— Start EXERCISE INPUT —

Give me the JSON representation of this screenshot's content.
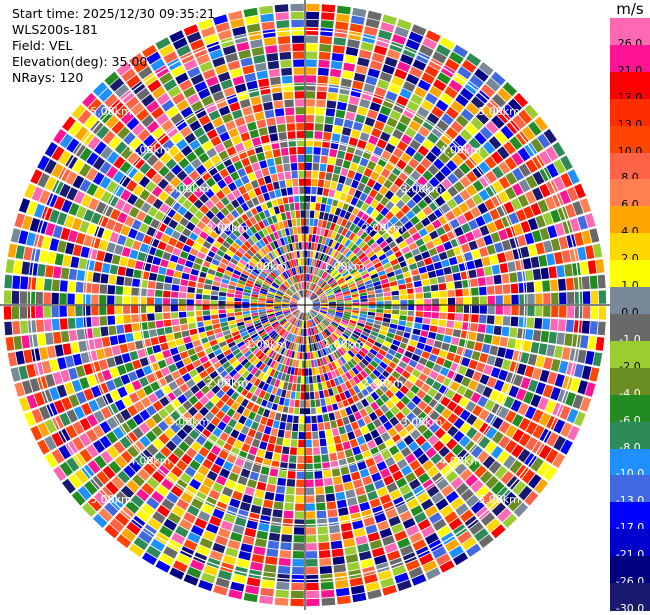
{
  "info": {
    "start_time": "Start time: 2025/12/30 09:35:21",
    "site": "WLS200s-181",
    "field": "Field: VEL",
    "elevation": "Elevation(deg): 35.00",
    "nrays": "NRays: 120"
  },
  "chart_data": {
    "type": "heatmap",
    "projection": "polar-ppi",
    "field": "VEL",
    "nrays": 120,
    "range_rings": [
      "1.00km",
      "2.00km",
      "3.00km",
      "4.00km",
      "5.00km"
    ],
    "ring_km": [
      1,
      2,
      3,
      4,
      5
    ],
    "max_range_km": 5.5,
    "colorbar": {
      "unit": "m/s",
      "levels": [
        "26.0",
        "21.0",
        "17.0",
        "13.0",
        "10.0",
        "8.0",
        "6.0",
        "4.0",
        "2.0",
        "1.0",
        "0.0",
        "-1.0",
        "-2.0",
        "-4.0",
        "-6.0",
        "-8.0",
        "-10.0",
        "-13.0",
        "-17.0",
        "-21.0",
        "-26.0",
        "-30.0"
      ],
      "colors": [
        "#ff69b4",
        "#ff1493",
        "#ff0000",
        "#ff2e00",
        "#ff4500",
        "#ff6347",
        "#ff7f50",
        "#ffa500",
        "#ffd700",
        "#ffff00",
        "#778899",
        "#696969",
        "#9acd32",
        "#6b8e23",
        "#228b22",
        "#2e8b57",
        "#1e90ff",
        "#4169e1",
        "#0000ff",
        "#0000cd",
        "#000080",
        "#191970"
      ],
      "label_colors": [
        "#000000",
        "#000000",
        "#000000",
        "#000000",
        "#000000",
        "#000000",
        "#000000",
        "#000000",
        "#000000",
        "#000000",
        "#000000",
        "#ffffff",
        "#000000",
        "#ffffff",
        "#ffffff",
        "#ffffff",
        "#ffffff",
        "#ffffff",
        "#ffffff",
        "#ffffff",
        "#ffffff",
        "#ffffff"
      ]
    }
  }
}
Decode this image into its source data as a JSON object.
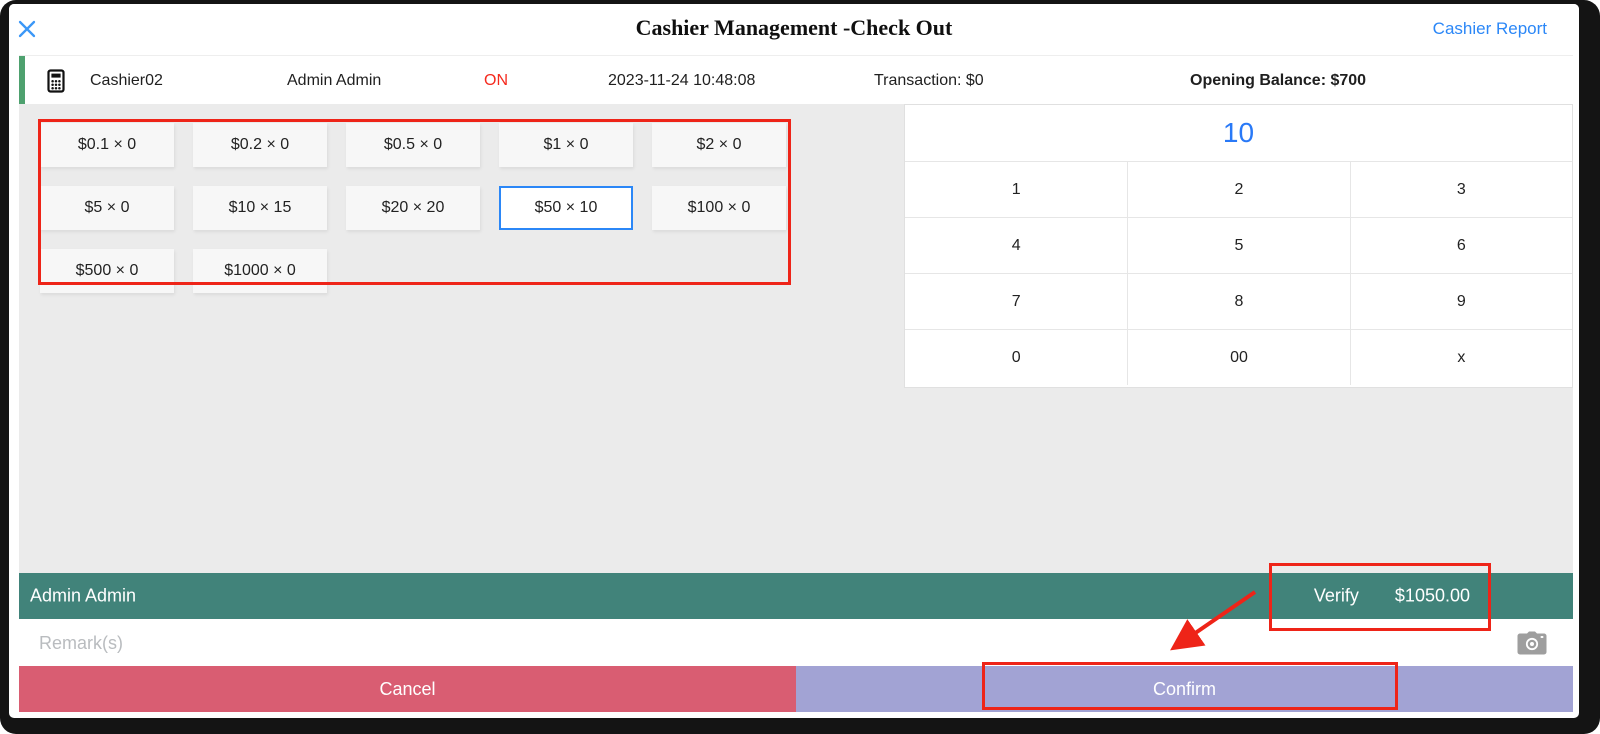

— End EXERCISE INPUT —

#### INSTRUCTIONS FOR THE TASK
Show all lines from the listing above in which "this" appears.

#### TASK RESPONSE
Give me the JSON representation of this screenshot's content.
Decode this image into its source data as a JSON object.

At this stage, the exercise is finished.